'''

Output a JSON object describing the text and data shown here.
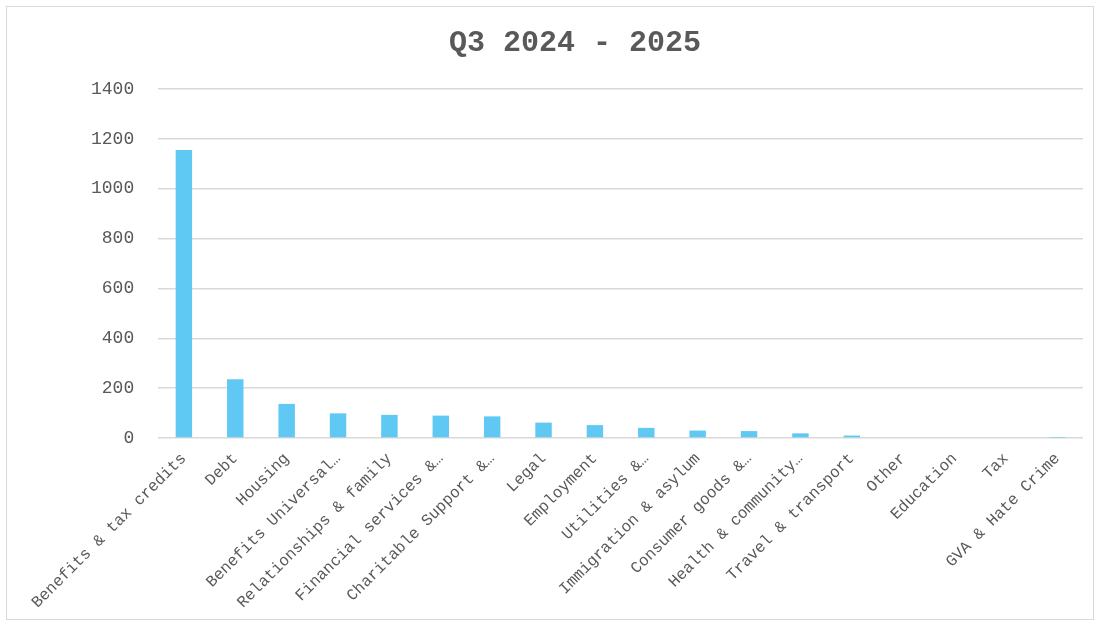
{
  "chart_data": {
    "type": "bar",
    "title": "Q3 2024 - 2025",
    "categories": [
      "Benefits & tax credits",
      "Debt",
      "Housing",
      "Benefits Universal…",
      "Relationships & family",
      "Financial services &…",
      "Charitable Support &…",
      "Legal",
      "Employment",
      "Utilities &…",
      "Immigration & asylum",
      "Consumer goods &…",
      "Health & community…",
      "Travel & transport",
      "Other",
      "Education",
      "Tax",
      "GVA & Hate Crime"
    ],
    "values": [
      1155,
      236,
      137,
      99,
      93,
      90,
      87,
      62,
      52,
      41,
      30,
      28,
      19,
      10,
      null,
      3,
      null,
      1
    ],
    "color": "#5fc9f3",
    "ylim": [
      0,
      1400
    ],
    "yticks": [
      0,
      200,
      400,
      600,
      800,
      1000,
      1200,
      1400
    ],
    "grid": "y"
  }
}
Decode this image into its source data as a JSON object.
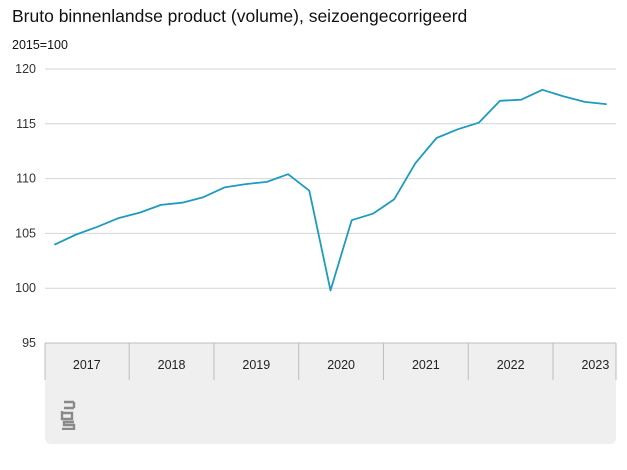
{
  "chart_data": {
    "type": "line",
    "title": "Bruto binnenlandse product (volume), seizoengecorrigeerd",
    "ylabel": "2015=100",
    "ylim": [
      95,
      120
    ],
    "yticks": [
      95,
      100,
      105,
      110,
      115,
      120
    ],
    "grid": true,
    "x_groups": [
      "2017",
      "2018",
      "2019",
      "2020",
      "2021",
      "2022",
      "2023"
    ],
    "x": [
      "2017 Q1",
      "2017 Q2",
      "2017 Q3",
      "2017 Q4",
      "2018 Q1",
      "2018 Q2",
      "2018 Q3",
      "2018 Q4",
      "2019 Q1",
      "2019 Q2",
      "2019 Q3",
      "2019 Q4",
      "2020 Q1",
      "2020 Q2",
      "2020 Q3",
      "2020 Q4",
      "2021 Q1",
      "2021 Q2",
      "2021 Q3",
      "2021 Q4",
      "2022 Q1",
      "2022 Q2",
      "2022 Q3",
      "2022 Q4",
      "2023 Q1",
      "2023 Q2",
      "2023 Q3"
    ],
    "series": [
      {
        "values": [
          104.0,
          104.9,
          105.6,
          106.4,
          106.9,
          107.6,
          107.8,
          108.3,
          109.2,
          109.5,
          109.7,
          110.4,
          108.9,
          99.8,
          106.2,
          106.8,
          108.1,
          111.4,
          113.7,
          114.5,
          115.1,
          117.1,
          117.2,
          118.1,
          117.5,
          117.0,
          116.8
        ],
        "color": "#1f9bbf"
      }
    ]
  },
  "footer": {
    "logo": "cbs-logo"
  }
}
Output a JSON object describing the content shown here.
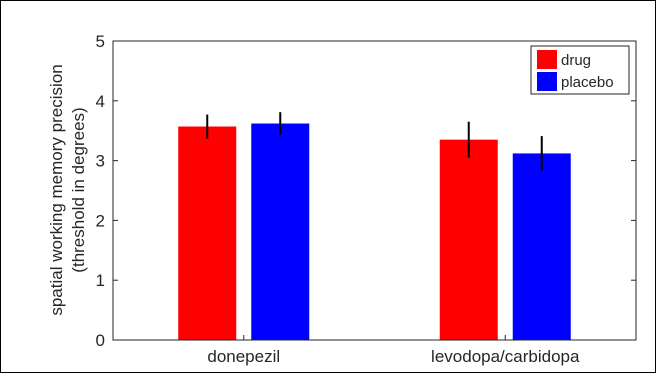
{
  "chart_data": {
    "type": "bar",
    "categories": [
      "donepezil",
      "levodopa/carbidopa"
    ],
    "series": [
      {
        "name": "drug",
        "color": "#ff0000",
        "values": [
          3.57,
          3.35
        ],
        "errors": [
          0.2,
          0.3
        ]
      },
      {
        "name": "placebo",
        "color": "#0000ff",
        "values": [
          3.62,
          3.12
        ],
        "errors": [
          0.19,
          0.29
        ]
      }
    ],
    "ylabel_line1": "spatial working memory precision",
    "ylabel_line2": "(threshold in degrees)",
    "ylim": [
      0,
      5
    ],
    "yticks": [
      "0",
      "1",
      "2",
      "3",
      "4",
      "5"
    ],
    "legend_position": "top-right",
    "grid": false
  }
}
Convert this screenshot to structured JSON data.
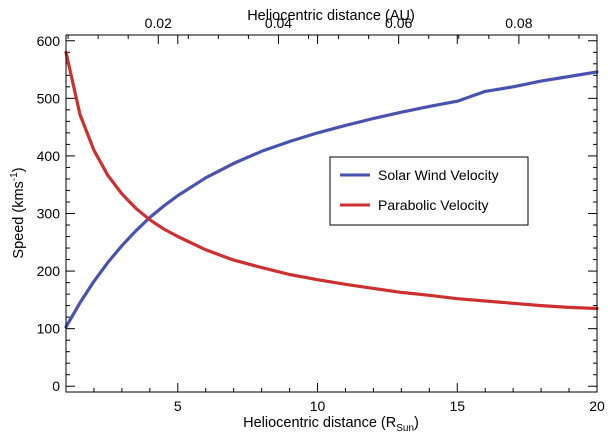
{
  "chart_data": {
    "type": "line",
    "x": [
      1,
      1.5,
      2,
      2.5,
      3,
      3.5,
      4,
      4.5,
      5,
      6,
      7,
      8,
      9,
      10,
      11,
      12,
      13,
      14,
      15,
      16,
      17,
      18,
      19,
      20
    ],
    "series": [
      {
        "name": "Solar Wind Velocity",
        "color": "#4a52b0",
        "values": [
          103,
          145,
          182,
          215,
          244,
          270,
          293,
          313,
          331,
          362,
          387,
          408,
          425,
          440,
          453,
          465,
          476,
          486,
          495,
          512,
          520,
          530,
          538,
          546
        ]
      },
      {
        "name": "Parabolic Velocity",
        "color": "#cc3030",
        "values": [
          580,
          472,
          410,
          366,
          334,
          309,
          289,
          273,
          260,
          237,
          219,
          206,
          194,
          185,
          177,
          170,
          163,
          158,
          152,
          148,
          144,
          140,
          137,
          135
        ]
      }
    ],
    "xlabel": "Heliocentric distance (R",
    "xlabel_sub": "Sun",
    "xlabel_close": ")",
    "ylabel": "Speed (kms",
    "ylabel_sup": "-1",
    "ylabel_close": ")",
    "x2label": "Heliocentric distance (AU)",
    "xlim": [
      1,
      20
    ],
    "ylim": [
      -10,
      610
    ],
    "x2lim": [
      0.00465,
      0.093
    ],
    "xticks": [
      "5",
      "10",
      "15",
      "20"
    ],
    "xtick_values": [
      5,
      10,
      15,
      20
    ],
    "x2ticks": [
      "0.02",
      "0.04",
      "0.06",
      "0.08"
    ],
    "x2tick_values": [
      0.02,
      0.04,
      0.06,
      0.08
    ],
    "yticks": [
      "0",
      "100",
      "200",
      "300",
      "400",
      "500",
      "600"
    ],
    "ytick_values": [
      0,
      100,
      200,
      300,
      400,
      500,
      600
    ],
    "grid": false,
    "legend_position": "center-right"
  }
}
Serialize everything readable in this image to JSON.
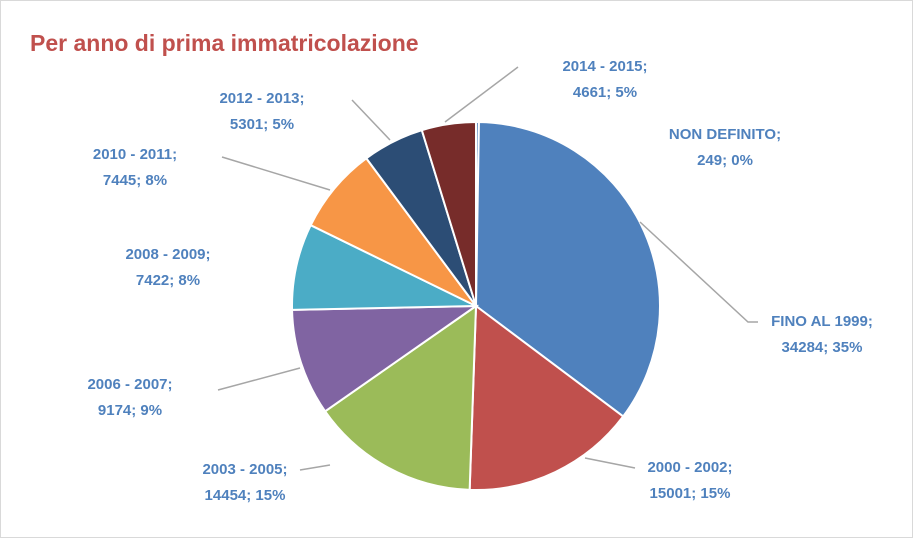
{
  "chart_data": {
    "type": "pie",
    "title": "Per anno di prima immatricolazione",
    "categories": [
      "NON DEFINITO;",
      "FINO AL 1999;",
      "2000 - 2002;",
      "2003 - 2005;",
      "2006 - 2007;",
      "2008 - 2009;",
      "2010 - 2011;",
      "2012 - 2013;",
      "2014 - 2015;"
    ],
    "values": [
      249,
      34284,
      15001,
      14454,
      9174,
      7422,
      7445,
      5301,
      4661
    ],
    "value_labels": [
      "249; 0%",
      "34284; 35%",
      "15001; 15%",
      "14454; 15%",
      "9174; 9%",
      "7422; 8%",
      "7445; 8%",
      "5301; 5%",
      "4661; 5%"
    ],
    "colors": [
      "#4f81bd",
      "#4f81bd",
      "#c0504d",
      "#9bbb59",
      "#8064a2",
      "#4bacc6",
      "#f79646",
      "#2c4d75",
      "#772c2a"
    ]
  }
}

'''

• THE REQUEST
Omit every picture, then reproduce the rest of the listing exactly.

• THE REPLY
Output a JSON object describing the text and data shown here.
{
  "chart_data": {
    "type": "bar",
    "title": "Q3 2024 - 2025",
    "categories": [
      "Benefits & tax credits",
      "Debt",
      "Housing",
      "Benefits Universal…",
      "Relationships & family",
      "Financial services &…",
      "Charitable Support &…",
      "Legal",
      "Employment",
      "Utilities &…",
      "Immigration & asylum",
      "Consumer goods &…",
      "Health & community…",
      "Travel & transport",
      "Other",
      "Education",
      "Tax",
      "GVA & Hate Crime"
    ],
    "values": [
      1155,
      236,
      137,
      99,
      93,
      90,
      87,
      62,
      52,
      41,
      30,
      28,
      19,
      10,
      null,
      3,
      null,
      1
    ],
    "color": "#5fc9f3",
    "ylim": [
      0,
      1400
    ],
    "yticks": [
      0,
      200,
      400,
      600,
      800,
      1000,
      1200,
      1400
    ],
    "grid": "y"
  }
}
Decode this image into its source data as a JSON object.
{
  "chart_data": {
    "type": "line",
    "title": "Bruto binnenlandse product (volume), seizoengecorrigeerd",
    "ylabel": "2015=100",
    "ylim": [
      95,
      120
    ],
    "yticks": [
      95,
      100,
      105,
      110,
      115,
      120
    ],
    "grid": true,
    "x_groups": [
      "2017",
      "2018",
      "2019",
      "2020",
      "2021",
      "2022",
      "2023"
    ],
    "x": [
      "2017 Q1",
      "2017 Q2",
      "2017 Q3",
      "2017 Q4",
      "2018 Q1",
      "2018 Q2",
      "2018 Q3",
      "2018 Q4",
      "2019 Q1",
      "2019 Q2",
      "2019 Q3",
      "2019 Q4",
      "2020 Q1",
      "2020 Q2",
      "2020 Q3",
      "2020 Q4",
      "2021 Q1",
      "2021 Q2",
      "2021 Q3",
      "2021 Q4",
      "2022 Q1",
      "2022 Q2",
      "2022 Q3",
      "2022 Q4",
      "2023 Q1",
      "2023 Q2",
      "2023 Q3"
    ],
    "series": [
      {
        "values": [
          104.0,
          104.9,
          105.6,
          106.4,
          106.9,
          107.6,
          107.8,
          108.3,
          109.2,
          109.5,
          109.7,
          110.4,
          108.9,
          99.8,
          106.2,
          106.8,
          108.1,
          111.4,
          113.7,
          114.5,
          115.1,
          117.1,
          117.2,
          118.1,
          117.5,
          117.0,
          116.8
        ],
        "color": "#1f9bbf"
      }
    ]
  },
  "footer": {
    "logo": "cbs-logo"
  }
}
Output a JSON object describing the content shown here.
{
  "chart_data": {
    "type": "bar",
    "categories": [
      "donepezil",
      "levodopa/carbidopa"
    ],
    "series": [
      {
        "name": "drug",
        "color": "#ff0000",
        "values": [
          3.57,
          3.35
        ],
        "errors": [
          0.2,
          0.3
        ]
      },
      {
        "name": "placebo",
        "color": "#0000ff",
        "values": [
          3.62,
          3.12
        ],
        "errors": [
          0.19,
          0.29
        ]
      }
    ],
    "ylabel_line1": "spatial working memory precision",
    "ylabel_line2": "(threshold in degrees)",
    "ylim": [
      0,
      5
    ],
    "yticks": [
      "0",
      "1",
      "2",
      "3",
      "4",
      "5"
    ],
    "legend_position": "top-right",
    "grid": false
  }
}
Convert this screenshot to structured JSON data.
{
  "chart_data": {
    "type": "line",
    "x": [
      1,
      1.5,
      2,
      2.5,
      3,
      3.5,
      4,
      4.5,
      5,
      6,
      7,
      8,
      9,
      10,
      11,
      12,
      13,
      14,
      15,
      16,
      17,
      18,
      19,
      20
    ],
    "series": [
      {
        "name": "Solar Wind Velocity",
        "color": "#4a52b0",
        "values": [
          103,
          145,
          182,
          215,
          244,
          270,
          293,
          313,
          331,
          362,
          387,
          408,
          425,
          440,
          453,
          465,
          476,
          486,
          495,
          512,
          520,
          530,
          538,
          546
        ]
      },
      {
        "name": "Parabolic Velocity",
        "color": "#cc3030",
        "values": [
          580,
          472,
          410,
          366,
          334,
          309,
          289,
          273,
          260,
          237,
          219,
          206,
          194,
          185,
          177,
          170,
          163,
          158,
          152,
          148,
          144,
          140,
          137,
          135
        ]
      }
    ],
    "xlabel": "Heliocentric distance (R",
    "xlabel_sub": "Sun",
    "xlabel_close": ")",
    "ylabel": "Speed (kms",
    "ylabel_sup": "-1",
    "ylabel_close": ")",
    "x2label": "Heliocentric distance (AU)",
    "xlim": [
      1,
      20
    ],
    "ylim": [
      -10,
      610
    ],
    "x2lim": [
      0.00465,
      0.093
    ],
    "xticks": [
      "5",
      "10",
      "15",
      "20"
    ],
    "xtick_values": [
      5,
      10,
      15,
      20
    ],
    "x2ticks": [
      "0.02",
      "0.04",
      "0.06",
      "0.08"
    ],
    "x2tick_values": [
      0.02,
      0.04,
      0.06,
      0.08
    ],
    "yticks": [
      "0",
      "100",
      "200",
      "300",
      "400",
      "500",
      "600"
    ],
    "ytick_values": [
      0,
      100,
      200,
      300,
      400,
      500,
      600
    ],
    "grid": false,
    "legend_position": "center-right"
  }
}
Serialize everything readable in this image to JSON.
{
  "chart_data": {
    "type": "pie",
    "title": "Per anno di prima immatricolazione",
    "categories": [
      "NON DEFINITO;",
      "FINO AL 1999;",
      "2000 - 2002;",
      "2003 - 2005;",
      "2006 - 2007;",
      "2008 - 2009;",
      "2010 - 2011;",
      "2012 - 2013;",
      "2014 - 2015;"
    ],
    "values": [
      249,
      34284,
      15001,
      14454,
      9174,
      7422,
      7445,
      5301,
      4661
    ],
    "value_labels": [
      "249; 0%",
      "34284; 35%",
      "15001; 15%",
      "14454; 15%",
      "9174; 9%",
      "7422; 8%",
      "7445; 8%",
      "5301; 5%",
      "4661; 5%"
    ],
    "colors": [
      "#4f81bd",
      "#4f81bd",
      "#c0504d",
      "#9bbb59",
      "#8064a2",
      "#4bacc6",
      "#f79646",
      "#2c4d75",
      "#772c2a"
    ]
  }
}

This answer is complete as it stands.